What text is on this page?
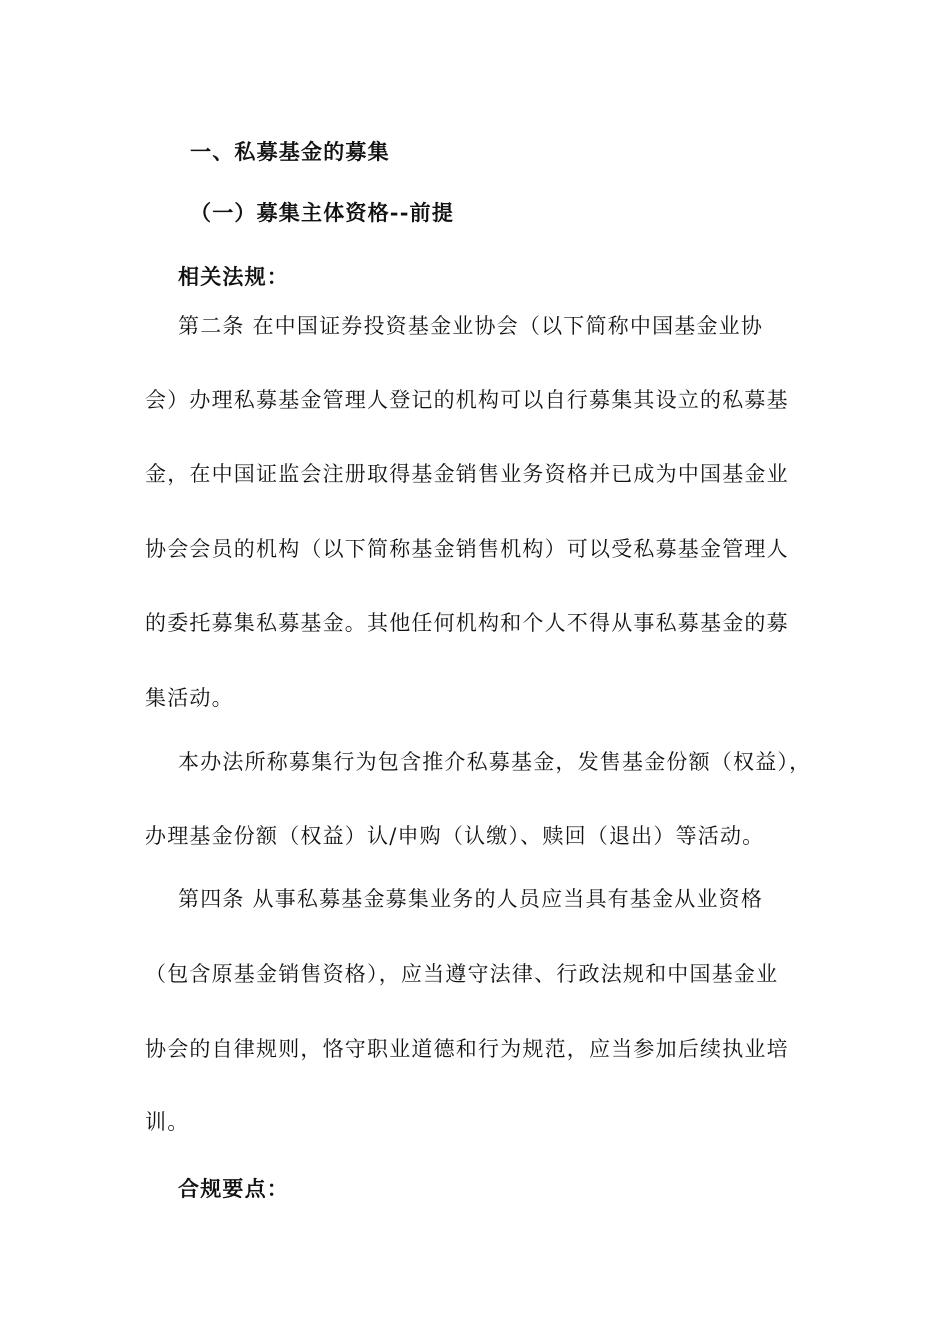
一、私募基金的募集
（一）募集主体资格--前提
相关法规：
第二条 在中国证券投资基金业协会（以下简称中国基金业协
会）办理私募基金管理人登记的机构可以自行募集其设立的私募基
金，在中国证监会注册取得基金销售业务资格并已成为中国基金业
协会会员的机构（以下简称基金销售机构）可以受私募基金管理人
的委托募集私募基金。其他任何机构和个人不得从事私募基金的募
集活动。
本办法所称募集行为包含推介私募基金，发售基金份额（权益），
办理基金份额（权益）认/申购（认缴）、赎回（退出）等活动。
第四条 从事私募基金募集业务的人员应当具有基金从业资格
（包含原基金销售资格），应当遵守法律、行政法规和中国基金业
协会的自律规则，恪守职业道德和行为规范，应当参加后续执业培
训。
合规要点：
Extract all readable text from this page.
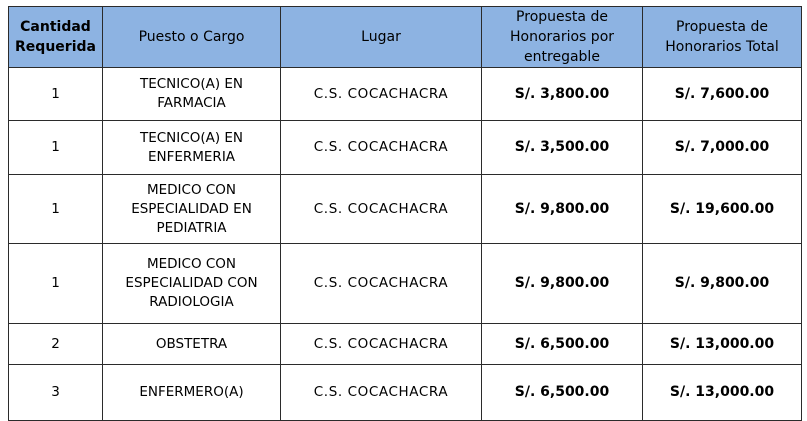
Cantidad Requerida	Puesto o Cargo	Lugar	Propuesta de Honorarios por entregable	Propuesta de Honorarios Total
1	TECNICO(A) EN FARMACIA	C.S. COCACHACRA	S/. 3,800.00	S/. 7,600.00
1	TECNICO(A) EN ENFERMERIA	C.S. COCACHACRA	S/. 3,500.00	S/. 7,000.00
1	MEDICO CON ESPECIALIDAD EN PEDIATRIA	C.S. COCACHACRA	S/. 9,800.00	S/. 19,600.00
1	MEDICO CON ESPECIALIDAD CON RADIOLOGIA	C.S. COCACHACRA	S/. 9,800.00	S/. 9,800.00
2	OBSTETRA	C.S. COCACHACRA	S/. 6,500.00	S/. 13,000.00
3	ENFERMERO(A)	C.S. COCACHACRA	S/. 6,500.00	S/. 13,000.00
════════════════
• _Exercise requirements_
Transcribe every entry word for word, but skip the pictures.

• _The response_
What text is on this page?
一、私募基金的募集
（一）募集主体资格--前提
相关法规：
第二条 在中国证券投资基金业协会（以下简称中国基金业协
会）办理私募基金管理人登记的机构可以自行募集其设立的私募基
金，在中国证监会注册取得基金销售业务资格并已成为中国基金业
协会会员的机构（以下简称基金销售机构）可以受私募基金管理人
的委托募集私募基金。其他任何机构和个人不得从事私募基金的募
集活动。
本办法所称募集行为包含推介私募基金，发售基金份额（权益），
办理基金份额（权益）认/申购（认缴）、赎回（退出）等活动。
第四条 从事私募基金募集业务的人员应当具有基金从业资格
（包含原基金销售资格），应当遵守法律、行政法规和中国基金业
协会的自律规则，恪守职业道德和行为规范，应当参加后续执业培
训。
合规要点：
Extract all readable text from this page.
Cantidad Requerida	Puesto o Cargo	Lugar	Propuesta de Honorarios por entregable	Propuesta de Honorarios Total
1	TECNICO(A) EN FARMACIA	C.S. COCACHACRA	S/. 3,800.00	S/. 7,600.00
1	TECNICO(A) EN ENFERMERIA	C.S. COCACHACRA	S/. 3,500.00	S/. 7,000.00
1	MEDICO CON ESPECIALIDAD EN PEDIATRIA	C.S. COCACHACRA	S/. 9,800.00	S/. 19,600.00
1	MEDICO CON ESPECIALIDAD CON RADIOLOGIA	C.S. COCACHACRA	S/. 9,800.00	S/. 9,800.00
2	OBSTETRA	C.S. COCACHACRA	S/. 6,500.00	S/. 13,000.00
3	ENFERMERO(A)	C.S. COCACHACRA	S/. 6,500.00	S/. 13,000.00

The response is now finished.